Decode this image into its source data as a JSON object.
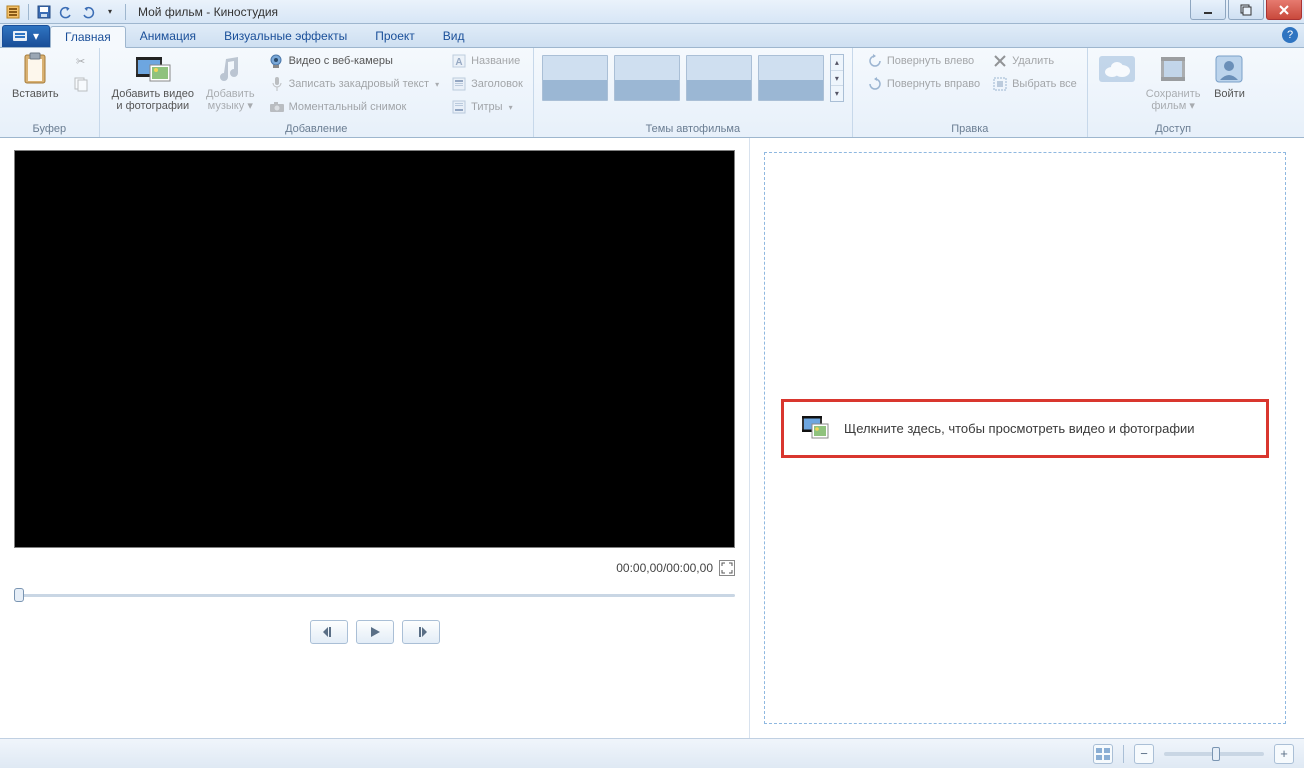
{
  "window": {
    "title": "Мой фильм - Киностудия"
  },
  "tabs": {
    "file_symbol": "▾",
    "items": [
      "Главная",
      "Анимация",
      "Визуальные эффекты",
      "Проект",
      "Вид"
    ],
    "active_index": 0,
    "help_symbol": "?"
  },
  "ribbon": {
    "groups": {
      "buffer": {
        "title": "Буфер",
        "paste": "Вставить"
      },
      "add": {
        "title": "Добавление",
        "add_video_photo_line1": "Добавить видео",
        "add_video_photo_line2": "и фотографии",
        "add_music_line1": "Добавить",
        "add_music_line2": "музыку",
        "webcam": "Видео с веб-камеры",
        "narration": "Записать закадровый текст",
        "snapshot": "Моментальный снимок",
        "caption": "Название",
        "header": "Заголовок",
        "titles": "Титры"
      },
      "themes": {
        "title": "Темы автофильма"
      },
      "edit": {
        "title": "Правка",
        "rotate_left": "Повернуть влево",
        "rotate_right": "Повернуть вправо",
        "delete": "Удалить",
        "select_all": "Выбрать все"
      },
      "access": {
        "title": "Доступ",
        "save_movie_line1": "Сохранить",
        "save_movie_line2": "фильм",
        "signin": "Войти"
      }
    }
  },
  "preview": {
    "time": "00:00,00/00:00,00"
  },
  "timeline": {
    "prompt": "Щелкните здесь, чтобы просмотреть видео и фотографии"
  }
}
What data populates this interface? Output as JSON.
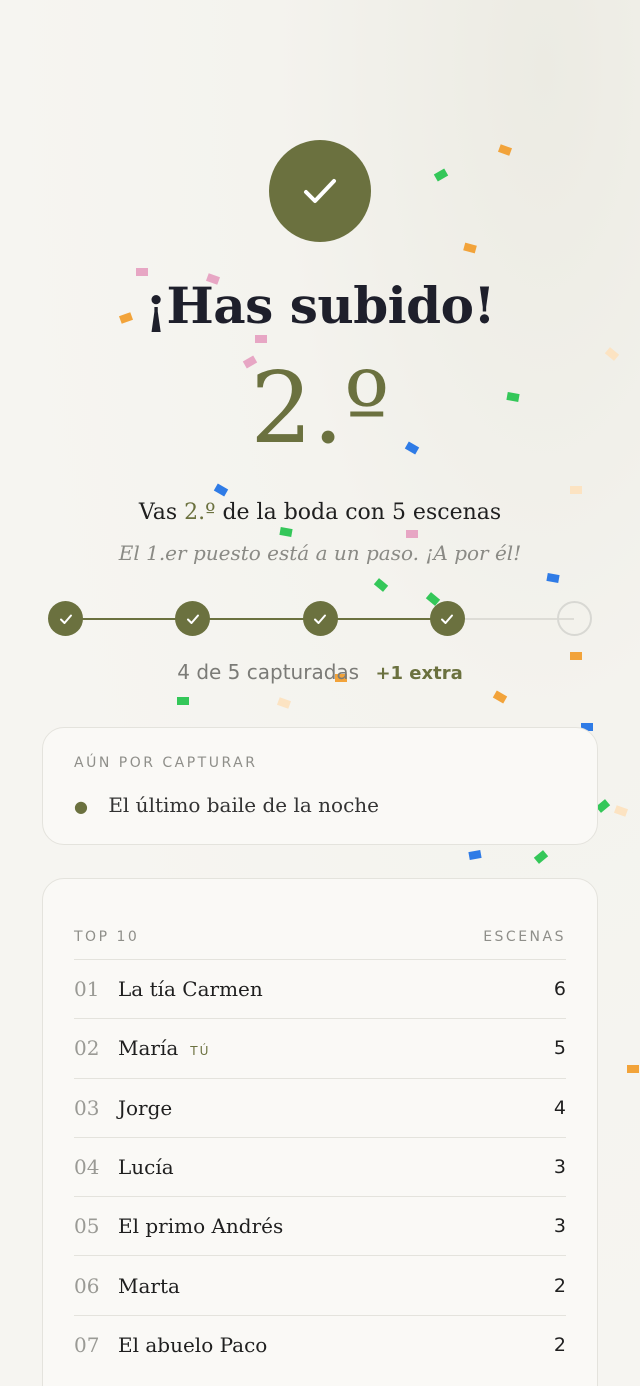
{
  "header": {
    "title": "¡Has subido!",
    "rank": "2.º"
  },
  "summary": {
    "prefix": "Vas",
    "rank": "2.º",
    "suffix": "de la boda con 5 escenas",
    "motto": "El 1.er puesto está a un paso. ¡A por él!"
  },
  "progress": {
    "captured": 4,
    "total": 5,
    "label": "4 de 5 capturadas",
    "extra": "+1 extra"
  },
  "pending": {
    "label": "AÚN POR CAPTURAR",
    "items": [
      "El último baile de la noche"
    ]
  },
  "leaderboard": {
    "title": "TOP 10",
    "column": "ESCENAS",
    "you_badge": "TÚ",
    "rows": [
      {
        "pos": "01",
        "name": "La tía Carmen",
        "scenes": "6",
        "you": false
      },
      {
        "pos": "02",
        "name": "María",
        "scenes": "5",
        "you": true
      },
      {
        "pos": "03",
        "name": "Jorge",
        "scenes": "4",
        "you": false
      },
      {
        "pos": "04",
        "name": "Lucía",
        "scenes": "3",
        "you": false
      },
      {
        "pos": "05",
        "name": "El primo Andrés",
        "scenes": "3",
        "you": false
      },
      {
        "pos": "06",
        "name": "Marta",
        "scenes": "2",
        "you": false
      },
      {
        "pos": "07",
        "name": "El abuelo Paco",
        "scenes": "2",
        "you": false
      }
    ]
  },
  "colors": {
    "accent": "#6b713f",
    "confetti": [
      "#34c759",
      "#f2a33a",
      "#2f7be6",
      "#e7a6c4",
      "#fce3c2"
    ]
  },
  "icons": {
    "success": "check-icon",
    "step_done": "check-icon",
    "bullet": "bullet-dot-icon"
  }
}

● ● ● ●

▸ Short task
Pictures don't belong in the copy. Restate all the entries exactly.

▸ Reply to the exercise
Decode this image into its source data as a JSON object.
{
  "window": {
    "title": "Мой фильм - Киностудия"
  },
  "tabs": {
    "file_symbol": "▾",
    "items": [
      "Главная",
      "Анимация",
      "Визуальные эффекты",
      "Проект",
      "Вид"
    ],
    "active_index": 0,
    "help_symbol": "?"
  },
  "ribbon": {
    "groups": {
      "buffer": {
        "title": "Буфер",
        "paste": "Вставить"
      },
      "add": {
        "title": "Добавление",
        "add_video_photo_line1": "Добавить видео",
        "add_video_photo_line2": "и фотографии",
        "add_music_line1": "Добавить",
        "add_music_line2": "музыку",
        "webcam": "Видео с веб-камеры",
        "narration": "Записать закадровый текст",
        "snapshot": "Моментальный снимок",
        "caption": "Название",
        "header": "Заголовок",
        "titles": "Титры"
      },
      "themes": {
        "title": "Темы автофильма"
      },
      "edit": {
        "title": "Правка",
        "rotate_left": "Повернуть влево",
        "rotate_right": "Повернуть вправо",
        "delete": "Удалить",
        "select_all": "Выбрать все"
      },
      "access": {
        "title": "Доступ",
        "save_movie_line1": "Сохранить",
        "save_movie_line2": "фильм",
        "signin": "Войти"
      }
    }
  },
  "preview": {
    "time": "00:00,00/00:00,00"
  },
  "timeline": {
    "prompt": "Щелкните здесь, чтобы просмотреть видео и фотографии"
  }
}
What data populates this interface? Output as JSON.
{
  "header": {
    "title": "¡Has subido!",
    "rank": "2.º"
  },
  "summary": {
    "prefix": "Vas",
    "rank": "2.º",
    "suffix": "de la boda con 5 escenas",
    "motto": "El 1.er puesto está a un paso. ¡A por él!"
  },
  "progress": {
    "captured": 4,
    "total": 5,
    "label": "4 de 5 capturadas",
    "extra": "+1 extra"
  },
  "pending": {
    "label": "AÚN POR CAPTURAR",
    "items": [
      "El último baile de la noche"
    ]
  },
  "leaderboard": {
    "title": "TOP 10",
    "column": "ESCENAS",
    "you_badge": "TÚ",
    "rows": [
      {
        "pos": "01",
        "name": "La tía Carmen",
        "scenes": "6",
        "you": false
      },
      {
        "pos": "02",
        "name": "María",
        "scenes": "5",
        "you": true
      },
      {
        "pos": "03",
        "name": "Jorge",
        "scenes": "4",
        "you": false
      },
      {
        "pos": "04",
        "name": "Lucía",
        "scenes": "3",
        "you": false
      },
      {
        "pos": "05",
        "name": "El primo Andrés",
        "scenes": "3",
        "you": false
      },
      {
        "pos": "06",
        "name": "Marta",
        "scenes": "2",
        "you": false
      },
      {
        "pos": "07",
        "name": "El abuelo Paco",
        "scenes": "2",
        "you": false
      }
    ]
  },
  "colors": {
    "accent": "#6b713f",
    "confetti": [
      "#34c759",
      "#f2a33a",
      "#2f7be6",
      "#e7a6c4",
      "#fce3c2"
    ]
  },
  "icons": {
    "success": "check-icon",
    "step_done": "check-icon",
    "bullet": "bullet-dot-icon"
  }
}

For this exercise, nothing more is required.